[To do] Pictures excluded, retype the lines from the one containing "Read all visible content and emit it as JSON." through the last line of the data below, both included.
________
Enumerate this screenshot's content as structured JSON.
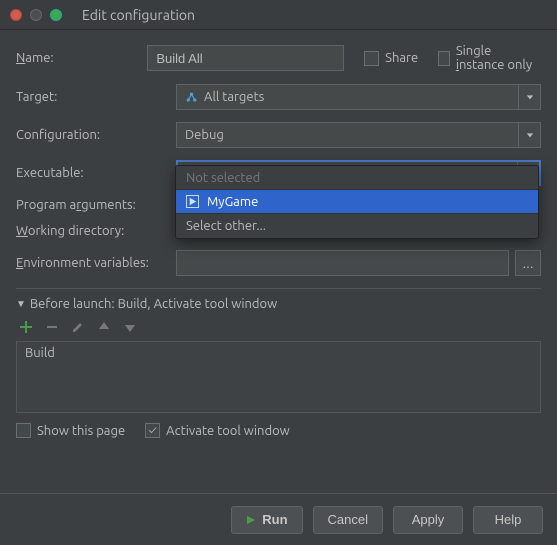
{
  "window": {
    "title": "Edit configuration"
  },
  "nameRow": {
    "label": "Name:",
    "value": "Build All"
  },
  "share": {
    "label": "Share",
    "checked": false
  },
  "singleInstance": {
    "label": "Single instance only",
    "checked": false
  },
  "target": {
    "label": "Target:",
    "value": "All targets"
  },
  "configuration": {
    "label": "Configuration:",
    "value": "Debug"
  },
  "executable": {
    "label": "Executable:",
    "value": "MyGame",
    "options": {
      "notSelected": "Not selected",
      "mygame": "MyGame",
      "selectOther": "Select other..."
    }
  },
  "programArgs": {
    "label": "Program arguments:",
    "value": ""
  },
  "workingDir": {
    "label": "Working directory:",
    "value": ""
  },
  "envVars": {
    "label": "Environment variables:",
    "value": "",
    "browse": "..."
  },
  "before": {
    "header": "Before launch: Build, Activate tool window",
    "items": {
      "build": "Build"
    }
  },
  "bottom": {
    "showThisPage": {
      "label": "Show this page",
      "checked": false
    },
    "activateTool": {
      "label": "Activate tool window",
      "checked": true
    }
  },
  "footer": {
    "run": "Run",
    "cancel": "Cancel",
    "apply": "Apply",
    "help": "Help"
  }
}
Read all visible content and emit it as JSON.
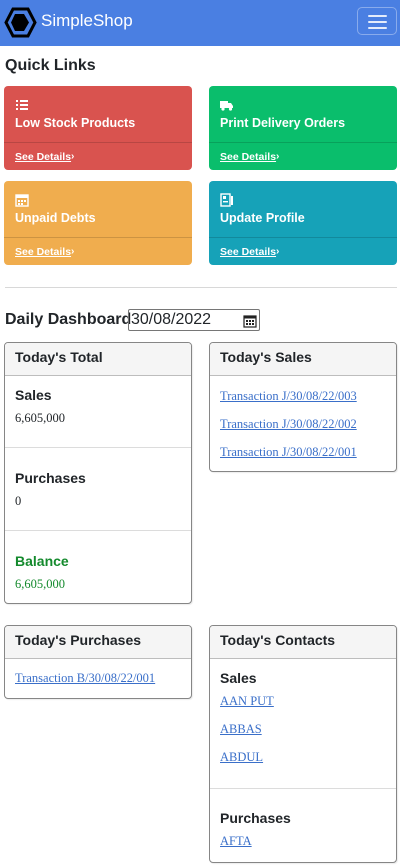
{
  "navbar": {
    "brand": "SimpleShop",
    "brand_icon": "hexagon-logo-icon",
    "menu_icon": "hamburger-menu-icon"
  },
  "quick_links": {
    "heading": "Quick Links",
    "cards": [
      {
        "title": "Low Stock Products",
        "link": "See Details",
        "icon": "list-icon",
        "color": "#d9534f"
      },
      {
        "title": "Print Delivery Orders",
        "link": "See Details",
        "icon": "truck-icon",
        "color": "#0abe6c"
      },
      {
        "title": "Unpaid Debts",
        "link": "See Details",
        "icon": "calendar-icon",
        "color": "#f0ad4e"
      },
      {
        "title": "Update Profile",
        "link": "See Details",
        "icon": "id-card-icon",
        "color": "#16a2b8"
      }
    ]
  },
  "daily": {
    "heading": "Daily Dashboard",
    "date": "30/08/2022"
  },
  "total": {
    "header": "Today's Total",
    "sales_label": "Sales",
    "sales_value": "6,605,000",
    "purchases_label": "Purchases",
    "purchases_value": "0",
    "balance_label": "Balance",
    "balance_value": "6,605,000"
  },
  "sales": {
    "header": "Today's Sales",
    "transactions": [
      "Transaction J/30/08/22/003",
      "Transaction J/30/08/22/002",
      "Transaction J/30/08/22/001"
    ]
  },
  "purchases": {
    "header": "Today's Purchases",
    "transactions": [
      "Transaction B/30/08/22/001"
    ]
  },
  "contacts": {
    "header": "Today's Contacts",
    "sales_label": "Sales",
    "sales_contacts": [
      "AAN PUT",
      "ABBAS",
      "ABDUL"
    ],
    "purchases_label": "Purchases",
    "purchases_contacts": [
      "AFTA"
    ]
  }
}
________
[Task response]
Read all visible content and emit it as JSON.
{
  "navbar": {
    "brand": "SimpleShop",
    "brand_icon": "hexagon-logo-icon",
    "menu_icon": "hamburger-menu-icon"
  },
  "quick_links": {
    "heading": "Quick Links",
    "cards": [
      {
        "title": "Low Stock Products",
        "link": "See Details",
        "icon": "list-icon",
        "color": "#d9534f"
      },
      {
        "title": "Print Delivery Orders",
        "link": "See Details",
        "icon": "truck-icon",
        "color": "#0abe6c"
      },
      {
        "title": "Unpaid Debts",
        "link": "See Details",
        "icon": "calendar-icon",
        "color": "#f0ad4e"
      },
      {
        "title": "Update Profile",
        "link": "See Details",
        "icon": "id-card-icon",
        "color": "#16a2b8"
      }
    ]
  },
  "daily": {
    "heading": "Daily Dashboard",
    "date": "30/08/2022"
  },
  "total": {
    "header": "Today's Total",
    "sales_label": "Sales",
    "sales_value": "6,605,000",
    "purchases_label": "Purchases",
    "purchases_value": "0",
    "balance_label": "Balance",
    "balance_value": "6,605,000"
  },
  "sales": {
    "header": "Today's Sales",
    "transactions": [
      "Transaction J/30/08/22/003",
      "Transaction J/30/08/22/002",
      "Transaction J/30/08/22/001"
    ]
  },
  "purchases": {
    "header": "Today's Purchases",
    "transactions": [
      "Transaction B/30/08/22/001"
    ]
  },
  "contacts": {
    "header": "Today's Contacts",
    "sales_label": "Sales",
    "sales_contacts": [
      "AAN PUT",
      "ABBAS",
      "ABDUL"
    ],
    "purchases_label": "Purchases",
    "purchases_contacts": [
      "AFTA"
    ]
  }
}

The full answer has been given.